Dataset items:
------------------------------

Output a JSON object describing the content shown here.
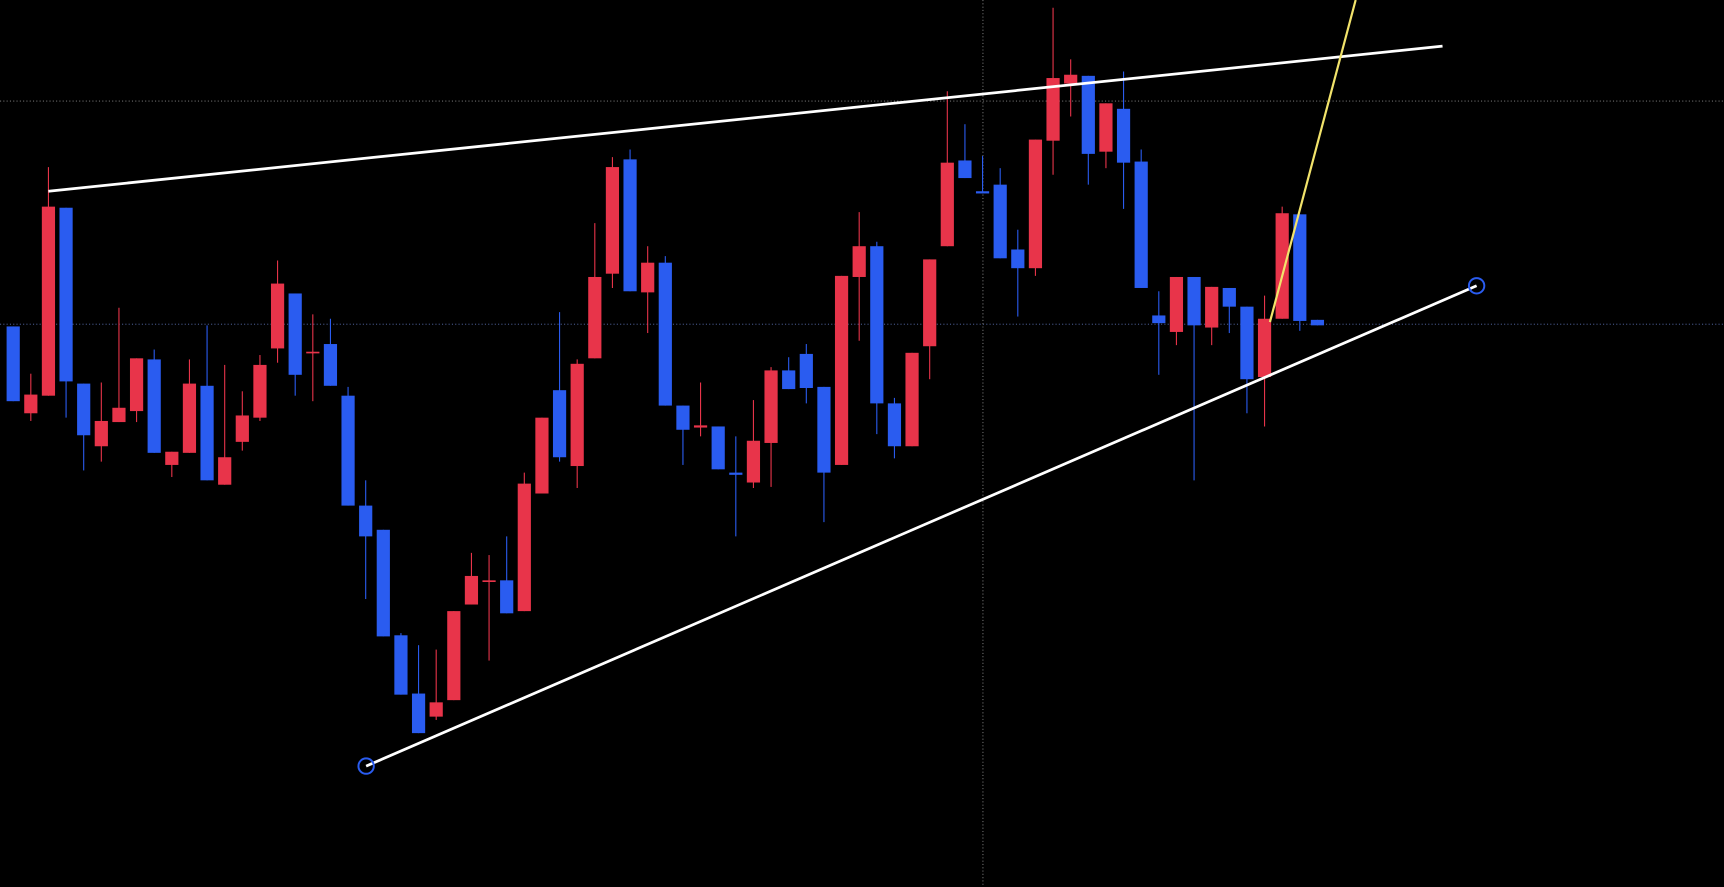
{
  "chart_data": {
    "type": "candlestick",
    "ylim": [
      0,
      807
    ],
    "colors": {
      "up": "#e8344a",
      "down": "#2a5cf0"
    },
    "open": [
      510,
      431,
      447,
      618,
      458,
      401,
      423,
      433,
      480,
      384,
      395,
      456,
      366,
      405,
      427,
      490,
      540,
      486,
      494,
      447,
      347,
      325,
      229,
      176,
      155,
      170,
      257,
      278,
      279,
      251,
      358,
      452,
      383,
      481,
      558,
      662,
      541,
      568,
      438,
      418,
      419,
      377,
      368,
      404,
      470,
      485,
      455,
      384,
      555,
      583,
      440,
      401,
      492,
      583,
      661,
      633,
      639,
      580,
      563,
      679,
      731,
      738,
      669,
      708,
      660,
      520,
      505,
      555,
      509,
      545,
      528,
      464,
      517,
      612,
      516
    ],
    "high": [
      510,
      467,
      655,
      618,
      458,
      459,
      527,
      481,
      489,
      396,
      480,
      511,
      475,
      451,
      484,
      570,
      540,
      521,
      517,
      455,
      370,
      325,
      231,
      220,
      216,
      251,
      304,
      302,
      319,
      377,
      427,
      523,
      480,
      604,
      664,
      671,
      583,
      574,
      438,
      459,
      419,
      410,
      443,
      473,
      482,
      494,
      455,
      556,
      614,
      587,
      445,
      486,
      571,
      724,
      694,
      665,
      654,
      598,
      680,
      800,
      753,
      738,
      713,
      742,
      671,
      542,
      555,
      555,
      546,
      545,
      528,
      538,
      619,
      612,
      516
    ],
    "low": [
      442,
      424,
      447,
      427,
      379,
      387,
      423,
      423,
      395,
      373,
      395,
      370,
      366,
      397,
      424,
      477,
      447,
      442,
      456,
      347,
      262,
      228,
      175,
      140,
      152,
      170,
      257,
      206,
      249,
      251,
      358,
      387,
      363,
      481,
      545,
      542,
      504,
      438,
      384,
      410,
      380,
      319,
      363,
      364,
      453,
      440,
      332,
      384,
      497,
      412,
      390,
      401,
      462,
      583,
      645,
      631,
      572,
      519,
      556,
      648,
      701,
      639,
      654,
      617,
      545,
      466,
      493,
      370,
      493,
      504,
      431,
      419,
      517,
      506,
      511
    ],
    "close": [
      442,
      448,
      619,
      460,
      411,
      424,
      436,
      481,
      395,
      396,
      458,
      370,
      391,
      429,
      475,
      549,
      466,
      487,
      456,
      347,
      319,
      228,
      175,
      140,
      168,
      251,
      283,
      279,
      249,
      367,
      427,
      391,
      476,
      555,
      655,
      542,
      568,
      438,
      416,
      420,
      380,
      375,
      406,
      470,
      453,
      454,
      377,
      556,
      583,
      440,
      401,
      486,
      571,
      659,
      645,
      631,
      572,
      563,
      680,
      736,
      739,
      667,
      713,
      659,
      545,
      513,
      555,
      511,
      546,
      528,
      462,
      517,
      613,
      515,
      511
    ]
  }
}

------------------------------

Print the records word for word and exclude any picture they hold.

Output a JSON object describing the content shown here.
{
  "chart_data": {
    "type": "candlestick",
    "ylim": [
      0,
      807
    ],
    "colors": {
      "up": "#e8344a",
      "down": "#2a5cf0"
    },
    "open": [
      510,
      431,
      447,
      618,
      458,
      401,
      423,
      433,
      480,
      384,
      395,
      456,
      366,
      405,
      427,
      490,
      540,
      486,
      494,
      447,
      347,
      325,
      229,
      176,
      155,
      170,
      257,
      278,
      279,
      251,
      358,
      452,
      383,
      481,
      558,
      662,
      541,
      568,
      438,
      418,
      419,
      377,
      368,
      404,
      470,
      485,
      455,
      384,
      555,
      583,
      440,
      401,
      492,
      583,
      661,
      633,
      639,
      580,
      563,
      679,
      731,
      738,
      669,
      708,
      660,
      520,
      505,
      555,
      509,
      545,
      528,
      464,
      517,
      612,
      516
    ],
    "high": [
      510,
      467,
      655,
      618,
      458,
      459,
      527,
      481,
      489,
      396,
      480,
      511,
      475,
      451,
      484,
      570,
      540,
      521,
      517,
      455,
      370,
      325,
      231,
      220,
      216,
      251,
      304,
      302,
      319,
      377,
      427,
      523,
      480,
      604,
      664,
      671,
      583,
      574,
      438,
      459,
      419,
      410,
      443,
      473,
      482,
      494,
      455,
      556,
      614,
      587,
      445,
      486,
      571,
      724,
      694,
      665,
      654,
      598,
      680,
      800,
      753,
      738,
      713,
      742,
      671,
      542,
      555,
      555,
      546,
      545,
      528,
      538,
      619,
      612,
      516
    ],
    "low": [
      442,
      424,
      447,
      427,
      379,
      387,
      423,
      423,
      395,
      373,
      395,
      370,
      366,
      397,
      424,
      477,
      447,
      442,
      456,
      347,
      262,
      228,
      175,
      140,
      152,
      170,
      257,
      206,
      249,
      251,
      358,
      387,
      363,
      481,
      545,
      542,
      504,
      438,
      384,
      410,
      380,
      319,
      363,
      364,
      453,
      440,
      332,
      384,
      497,
      412,
      390,
      401,
      462,
      583,
      645,
      631,
      572,
      519,
      556,
      648,
      701,
      639,
      654,
      617,
      545,
      466,
      493,
      370,
      493,
      504,
      431,
      419,
      517,
      506,
      511
    ],
    "close": [
      442,
      448,
      619,
      460,
      411,
      424,
      436,
      481,
      395,
      396,
      458,
      370,
      391,
      429,
      475,
      549,
      466,
      487,
      456,
      347,
      319,
      228,
      175,
      140,
      168,
      251,
      283,
      279,
      249,
      367,
      427,
      391,
      476,
      555,
      655,
      542,
      568,
      438,
      416,
      420,
      380,
      375,
      406,
      470,
      453,
      454,
      377,
      556,
      583,
      440,
      401,
      486,
      571,
      659,
      645,
      631,
      572,
      563,
      680,
      736,
      739,
      667,
      713,
      659,
      545,
      513,
      555,
      511,
      546,
      528,
      462,
      517,
      613,
      515,
      511
    ]
  }
}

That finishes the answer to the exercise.